• [Exercise task]: Restate the records below word for word.

• [Extracted entries]:
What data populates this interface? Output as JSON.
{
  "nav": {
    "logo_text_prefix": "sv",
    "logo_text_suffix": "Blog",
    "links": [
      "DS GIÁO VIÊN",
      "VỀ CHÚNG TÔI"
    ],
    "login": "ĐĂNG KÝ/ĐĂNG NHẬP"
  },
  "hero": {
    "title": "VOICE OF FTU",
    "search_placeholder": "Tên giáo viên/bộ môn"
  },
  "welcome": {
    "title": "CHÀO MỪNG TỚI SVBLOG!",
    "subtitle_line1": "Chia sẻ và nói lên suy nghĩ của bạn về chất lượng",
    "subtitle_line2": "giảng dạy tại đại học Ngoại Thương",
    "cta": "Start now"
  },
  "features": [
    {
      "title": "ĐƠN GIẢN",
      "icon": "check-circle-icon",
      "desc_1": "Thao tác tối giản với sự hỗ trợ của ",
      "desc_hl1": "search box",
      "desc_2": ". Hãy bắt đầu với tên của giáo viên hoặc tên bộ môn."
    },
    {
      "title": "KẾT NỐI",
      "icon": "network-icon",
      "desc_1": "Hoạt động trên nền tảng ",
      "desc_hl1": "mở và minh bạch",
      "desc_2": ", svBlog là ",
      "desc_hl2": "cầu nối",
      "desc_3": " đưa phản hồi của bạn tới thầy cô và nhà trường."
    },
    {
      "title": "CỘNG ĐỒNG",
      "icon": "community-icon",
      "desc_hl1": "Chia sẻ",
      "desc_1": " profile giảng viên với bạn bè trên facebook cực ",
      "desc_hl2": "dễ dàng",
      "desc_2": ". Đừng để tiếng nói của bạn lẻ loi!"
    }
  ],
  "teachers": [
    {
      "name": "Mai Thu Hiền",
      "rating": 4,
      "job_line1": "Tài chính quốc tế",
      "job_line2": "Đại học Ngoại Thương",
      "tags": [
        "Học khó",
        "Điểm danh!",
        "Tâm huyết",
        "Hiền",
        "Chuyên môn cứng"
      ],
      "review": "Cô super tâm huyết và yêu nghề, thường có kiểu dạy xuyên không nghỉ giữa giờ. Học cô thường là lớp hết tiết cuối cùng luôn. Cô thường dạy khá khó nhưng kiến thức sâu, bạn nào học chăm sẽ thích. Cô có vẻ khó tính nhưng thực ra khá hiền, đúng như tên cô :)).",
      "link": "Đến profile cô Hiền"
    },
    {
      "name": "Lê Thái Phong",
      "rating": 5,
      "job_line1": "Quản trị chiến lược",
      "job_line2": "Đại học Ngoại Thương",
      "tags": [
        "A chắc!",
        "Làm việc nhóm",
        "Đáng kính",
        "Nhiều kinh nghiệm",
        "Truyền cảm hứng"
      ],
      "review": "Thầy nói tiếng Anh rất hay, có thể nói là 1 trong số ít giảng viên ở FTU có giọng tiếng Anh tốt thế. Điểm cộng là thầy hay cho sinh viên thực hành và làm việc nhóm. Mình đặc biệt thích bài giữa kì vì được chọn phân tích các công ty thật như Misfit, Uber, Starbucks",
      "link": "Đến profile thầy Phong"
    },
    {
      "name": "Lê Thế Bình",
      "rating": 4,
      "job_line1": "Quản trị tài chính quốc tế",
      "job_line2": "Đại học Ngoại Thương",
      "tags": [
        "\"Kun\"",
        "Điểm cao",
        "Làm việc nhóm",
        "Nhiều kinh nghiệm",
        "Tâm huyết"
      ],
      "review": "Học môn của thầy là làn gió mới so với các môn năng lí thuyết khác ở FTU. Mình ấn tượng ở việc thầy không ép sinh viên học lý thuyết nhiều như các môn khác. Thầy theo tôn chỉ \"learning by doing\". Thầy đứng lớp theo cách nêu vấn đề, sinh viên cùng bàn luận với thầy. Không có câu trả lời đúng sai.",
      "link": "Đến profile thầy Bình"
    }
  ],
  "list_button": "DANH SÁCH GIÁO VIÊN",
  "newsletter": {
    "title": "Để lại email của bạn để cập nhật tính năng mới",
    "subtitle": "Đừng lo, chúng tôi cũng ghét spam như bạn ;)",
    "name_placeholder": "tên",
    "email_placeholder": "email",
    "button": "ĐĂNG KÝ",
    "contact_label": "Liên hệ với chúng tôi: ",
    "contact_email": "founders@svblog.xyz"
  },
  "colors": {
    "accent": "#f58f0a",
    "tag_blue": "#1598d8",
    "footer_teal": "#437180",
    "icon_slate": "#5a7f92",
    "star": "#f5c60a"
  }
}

• [Response to this exercise]:
What data populates this interface? Output as JSON.
{
  "nav": {
    "logo_text_prefix": "sv",
    "logo_text_suffix": "Blog",
    "links": [
      "DS GIÁO VIÊN",
      "VỀ CHÚNG TÔI"
    ],
    "login": "ĐĂNG KÝ/ĐĂNG NHẬP"
  },
  "hero": {
    "title": "VOICE OF FTU",
    "search_placeholder": "Tên giáo viên/bộ môn"
  },
  "welcome": {
    "title": "CHÀO MỪNG TỚI SVBLOG!",
    "subtitle_line1": "Chia sẻ và nói lên suy nghĩ của bạn về chất lượng",
    "subtitle_line2": "giảng dạy tại đại học Ngoại Thương",
    "cta": "Start now"
  },
  "features": [
    {
      "title": "ĐƠN GIẢN",
      "icon": "check-circle-icon",
      "desc_1": "Thao tác tối giản với sự hỗ trợ của ",
      "desc_hl1": "search box",
      "desc_2": ". Hãy bắt đầu với tên của giáo viên hoặc tên bộ môn."
    },
    {
      "title": "KẾT NỐI",
      "icon": "network-icon",
      "desc_1": "Hoạt động trên nền tảng ",
      "desc_hl1": "mở và minh bạch",
      "desc_2": ", svBlog là ",
      "desc_hl2": "cầu nối",
      "desc_3": " đưa phản hồi của bạn tới thầy cô và nhà trường."
    },
    {
      "title": "CỘNG ĐỒNG",
      "icon": "community-icon",
      "desc_hl1": "Chia sẻ",
      "desc_1": " profile giảng viên với bạn bè trên facebook cực ",
      "desc_hl2": "dễ dàng",
      "desc_2": ". Đừng để tiếng nói của bạn lẻ loi!"
    }
  ],
  "teachers": [
    {
      "name": "Mai Thu Hiền",
      "rating": 4,
      "job_line1": "Tài chính quốc tế",
      "job_line2": "Đại học Ngoại Thương",
      "tags": [
        "Học khó",
        "Điểm danh!",
        "Tâm huyết",
        "Hiền",
        "Chuyên môn cứng"
      ],
      "review": "Cô super tâm huyết và yêu nghề, thường có kiểu dạy xuyên không nghỉ giữa giờ. Học cô thường là lớp hết tiết cuối cùng luôn. Cô thường dạy khá khó nhưng kiến thức sâu, bạn nào học chăm sẽ thích. Cô có vẻ khó tính nhưng thực ra khá hiền, đúng như tên cô :)).",
      "link": "Đến profile cô Hiền"
    },
    {
      "name": "Lê Thái Phong",
      "rating": 5,
      "job_line1": "Quản trị chiến lược",
      "job_line2": "Đại học Ngoại Thương",
      "tags": [
        "A chắc!",
        "Làm việc nhóm",
        "Đáng kính",
        "Nhiều kinh nghiệm",
        "Truyền cảm hứng"
      ],
      "review": "Thầy nói tiếng Anh rất hay, có thể nói là 1 trong số ít giảng viên ở FTU có giọng tiếng Anh tốt thế. Điểm cộng là thầy hay cho sinh viên thực hành và làm việc nhóm. Mình đặc biệt thích bài giữa kì vì được chọn phân tích các công ty thật như Misfit, Uber, Starbucks",
      "link": "Đến profile thầy Phong"
    },
    {
      "name": "Lê Thế Bình",
      "rating": 4,
      "job_line1": "Quản trị tài chính quốc tế",
      "job_line2": "Đại học Ngoại Thương",
      "tags": [
        "\"Kun\"",
        "Điểm cao",
        "Làm việc nhóm",
        "Nhiều kinh nghiệm",
        "Tâm huyết"
      ],
      "review": "Học môn của thầy là làn gió mới so với các môn năng lí thuyết khác ở FTU. Mình ấn tượng ở việc thầy không ép sinh viên học lý thuyết nhiều như các môn khác. Thầy theo tôn chỉ \"learning by doing\". Thầy đứng lớp theo cách nêu vấn đề, sinh viên cùng bàn luận với thầy. Không có câu trả lời đúng sai.",
      "link": "Đến profile thầy Bình"
    }
  ],
  "list_button": "DANH SÁCH GIÁO VIÊN",
  "newsletter": {
    "title": "Để lại email của bạn để cập nhật tính năng mới",
    "subtitle": "Đừng lo, chúng tôi cũng ghét spam như bạn ;)",
    "name_placeholder": "tên",
    "email_placeholder": "email",
    "button": "ĐĂNG KÝ",
    "contact_label": "Liên hệ với chúng tôi: ",
    "contact_email": "founders@svblog.xyz"
  },
  "colors": {
    "accent": "#f58f0a",
    "tag_blue": "#1598d8",
    "footer_teal": "#437180",
    "icon_slate": "#5a7f92",
    "star": "#f5c60a"
  }
}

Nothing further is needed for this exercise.